▶ Written request
Comb the records below for the string "построенных" and copy each line where it turns up.

▶ Dataset records
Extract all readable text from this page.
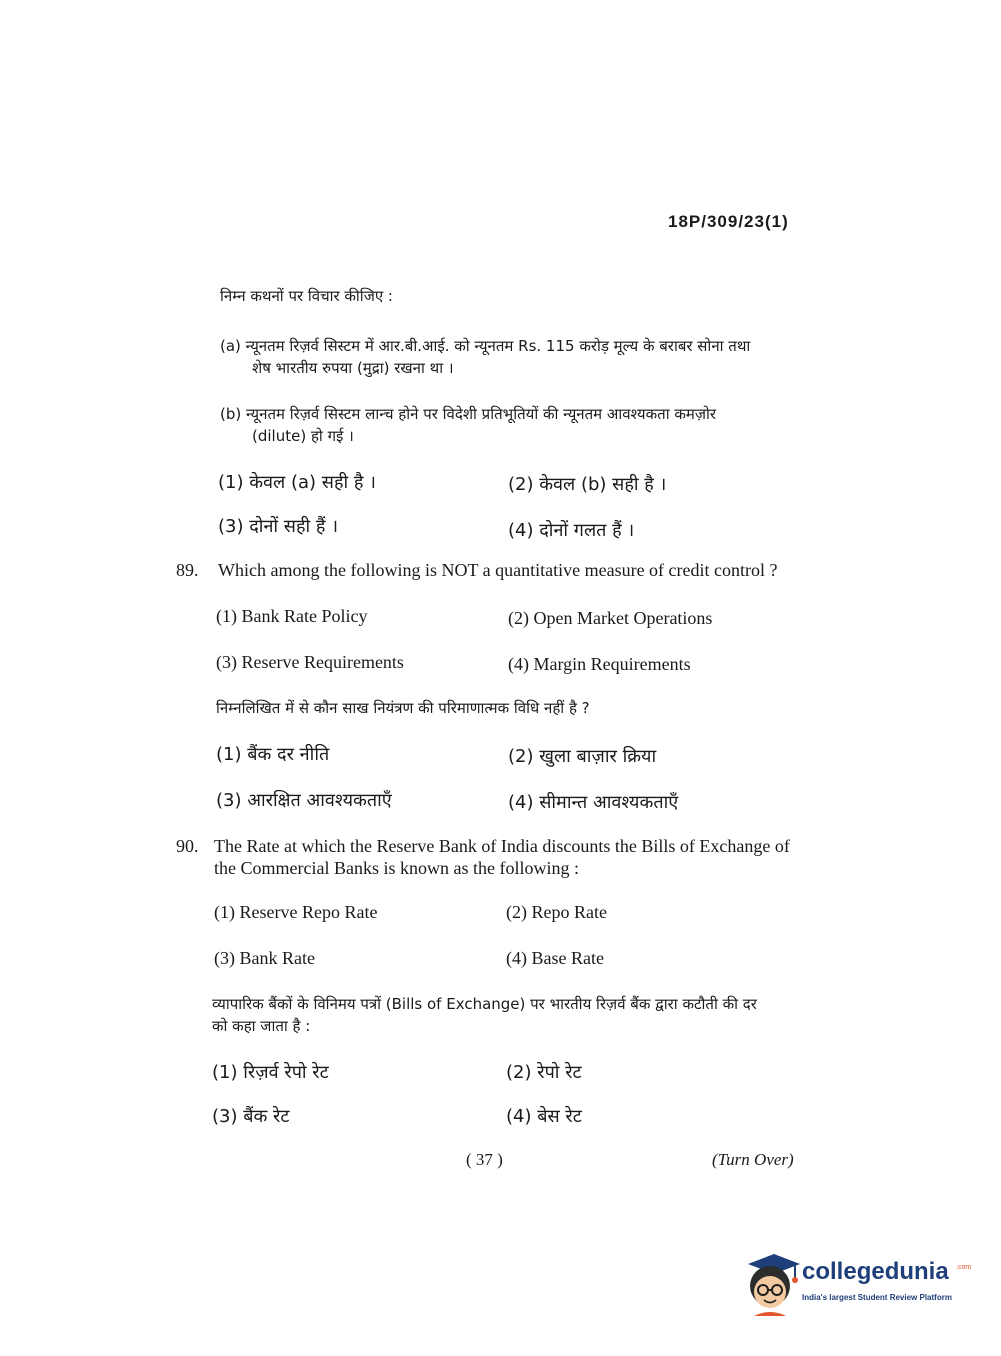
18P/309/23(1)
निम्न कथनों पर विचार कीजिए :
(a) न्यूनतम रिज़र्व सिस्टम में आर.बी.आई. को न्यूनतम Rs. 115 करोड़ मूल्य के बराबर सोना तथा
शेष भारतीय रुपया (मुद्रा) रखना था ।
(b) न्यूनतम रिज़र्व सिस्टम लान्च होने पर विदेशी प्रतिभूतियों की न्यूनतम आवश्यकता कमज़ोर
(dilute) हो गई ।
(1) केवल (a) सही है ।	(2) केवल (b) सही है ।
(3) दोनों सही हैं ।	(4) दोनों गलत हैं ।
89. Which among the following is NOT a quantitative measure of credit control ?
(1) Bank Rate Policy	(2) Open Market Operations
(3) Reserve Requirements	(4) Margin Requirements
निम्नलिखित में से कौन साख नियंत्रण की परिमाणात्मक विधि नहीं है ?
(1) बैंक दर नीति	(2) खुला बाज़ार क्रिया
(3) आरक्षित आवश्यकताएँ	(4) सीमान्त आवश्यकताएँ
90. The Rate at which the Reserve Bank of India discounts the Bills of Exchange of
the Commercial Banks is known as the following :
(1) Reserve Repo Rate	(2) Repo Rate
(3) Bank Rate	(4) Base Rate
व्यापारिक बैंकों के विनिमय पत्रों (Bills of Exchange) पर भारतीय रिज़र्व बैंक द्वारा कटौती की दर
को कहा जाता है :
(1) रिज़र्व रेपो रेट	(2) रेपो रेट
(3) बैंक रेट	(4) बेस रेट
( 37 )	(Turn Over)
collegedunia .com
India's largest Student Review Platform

...

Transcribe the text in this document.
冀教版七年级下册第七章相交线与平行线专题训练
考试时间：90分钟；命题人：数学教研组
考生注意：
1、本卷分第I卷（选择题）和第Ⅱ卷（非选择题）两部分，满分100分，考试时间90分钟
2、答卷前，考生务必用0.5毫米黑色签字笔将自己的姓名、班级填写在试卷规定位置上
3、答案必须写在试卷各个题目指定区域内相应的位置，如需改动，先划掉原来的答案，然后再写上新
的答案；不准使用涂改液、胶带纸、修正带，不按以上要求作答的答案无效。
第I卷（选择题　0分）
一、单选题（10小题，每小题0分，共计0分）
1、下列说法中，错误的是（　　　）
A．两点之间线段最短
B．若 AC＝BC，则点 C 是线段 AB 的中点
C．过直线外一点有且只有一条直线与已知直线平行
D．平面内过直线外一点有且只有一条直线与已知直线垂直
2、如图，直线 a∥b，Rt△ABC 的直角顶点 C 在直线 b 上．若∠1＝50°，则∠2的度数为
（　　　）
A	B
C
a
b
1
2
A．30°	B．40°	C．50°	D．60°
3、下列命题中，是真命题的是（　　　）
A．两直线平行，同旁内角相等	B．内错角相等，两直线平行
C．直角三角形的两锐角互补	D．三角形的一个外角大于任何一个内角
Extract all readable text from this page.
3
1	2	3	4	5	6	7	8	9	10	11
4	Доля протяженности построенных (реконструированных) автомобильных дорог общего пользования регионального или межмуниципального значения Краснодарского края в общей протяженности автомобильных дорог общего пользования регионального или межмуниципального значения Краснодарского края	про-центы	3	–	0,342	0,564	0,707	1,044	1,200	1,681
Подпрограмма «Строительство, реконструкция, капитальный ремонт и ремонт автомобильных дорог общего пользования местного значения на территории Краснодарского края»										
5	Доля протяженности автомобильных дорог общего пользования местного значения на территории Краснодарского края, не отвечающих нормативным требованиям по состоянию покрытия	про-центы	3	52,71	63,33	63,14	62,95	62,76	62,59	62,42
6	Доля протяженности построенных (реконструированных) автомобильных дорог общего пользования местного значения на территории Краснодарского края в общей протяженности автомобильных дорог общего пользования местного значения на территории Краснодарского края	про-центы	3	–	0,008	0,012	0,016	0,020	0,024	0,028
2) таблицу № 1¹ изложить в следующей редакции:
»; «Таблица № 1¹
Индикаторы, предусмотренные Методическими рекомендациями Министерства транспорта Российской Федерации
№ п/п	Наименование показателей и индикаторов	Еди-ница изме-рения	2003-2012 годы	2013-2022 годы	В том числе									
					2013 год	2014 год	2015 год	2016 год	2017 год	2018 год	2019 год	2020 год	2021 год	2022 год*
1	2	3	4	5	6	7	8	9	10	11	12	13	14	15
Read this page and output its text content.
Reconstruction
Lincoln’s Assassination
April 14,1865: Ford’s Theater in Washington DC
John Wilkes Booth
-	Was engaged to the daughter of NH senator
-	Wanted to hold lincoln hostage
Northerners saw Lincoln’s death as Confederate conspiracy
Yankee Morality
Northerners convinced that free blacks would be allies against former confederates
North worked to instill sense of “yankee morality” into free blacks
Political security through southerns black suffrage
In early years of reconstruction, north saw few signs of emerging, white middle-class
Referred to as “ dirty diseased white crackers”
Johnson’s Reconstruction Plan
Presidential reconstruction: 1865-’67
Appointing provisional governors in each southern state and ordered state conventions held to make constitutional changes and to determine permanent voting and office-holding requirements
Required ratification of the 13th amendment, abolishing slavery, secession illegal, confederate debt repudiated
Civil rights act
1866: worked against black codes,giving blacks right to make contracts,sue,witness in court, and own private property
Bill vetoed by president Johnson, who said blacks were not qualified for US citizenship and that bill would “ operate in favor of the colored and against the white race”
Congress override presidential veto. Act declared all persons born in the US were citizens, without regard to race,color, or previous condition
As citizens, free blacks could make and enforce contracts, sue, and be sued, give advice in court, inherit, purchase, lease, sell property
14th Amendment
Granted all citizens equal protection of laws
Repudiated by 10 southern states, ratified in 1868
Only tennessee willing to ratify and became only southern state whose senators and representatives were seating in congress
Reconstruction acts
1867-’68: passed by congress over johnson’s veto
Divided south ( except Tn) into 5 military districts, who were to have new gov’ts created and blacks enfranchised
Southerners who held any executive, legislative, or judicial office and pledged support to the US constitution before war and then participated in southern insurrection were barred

▶ Worked solution
4	Доля протяженности построенных (реконструированных) автомобильных дорог общего пользования регионального или межмуниципального значения Краснодарского края в общей протяженности автомобильных дорог общего пользования регионального или межмуниципального значения Краснодарского края	про-центы	3	–	0,342	0,564	0,707	1,044	1,200	1,681
6	Доля протяженности построенных (реконструированных) автомобильных дорог общего пользования местного значения на территории Краснодарского края в общей протяженности автомобильных дорог общего пользования местного значения на территории Краснодарского края	про-центы	3	–	0,008	0,012	0,016	0,020	0,024	0,028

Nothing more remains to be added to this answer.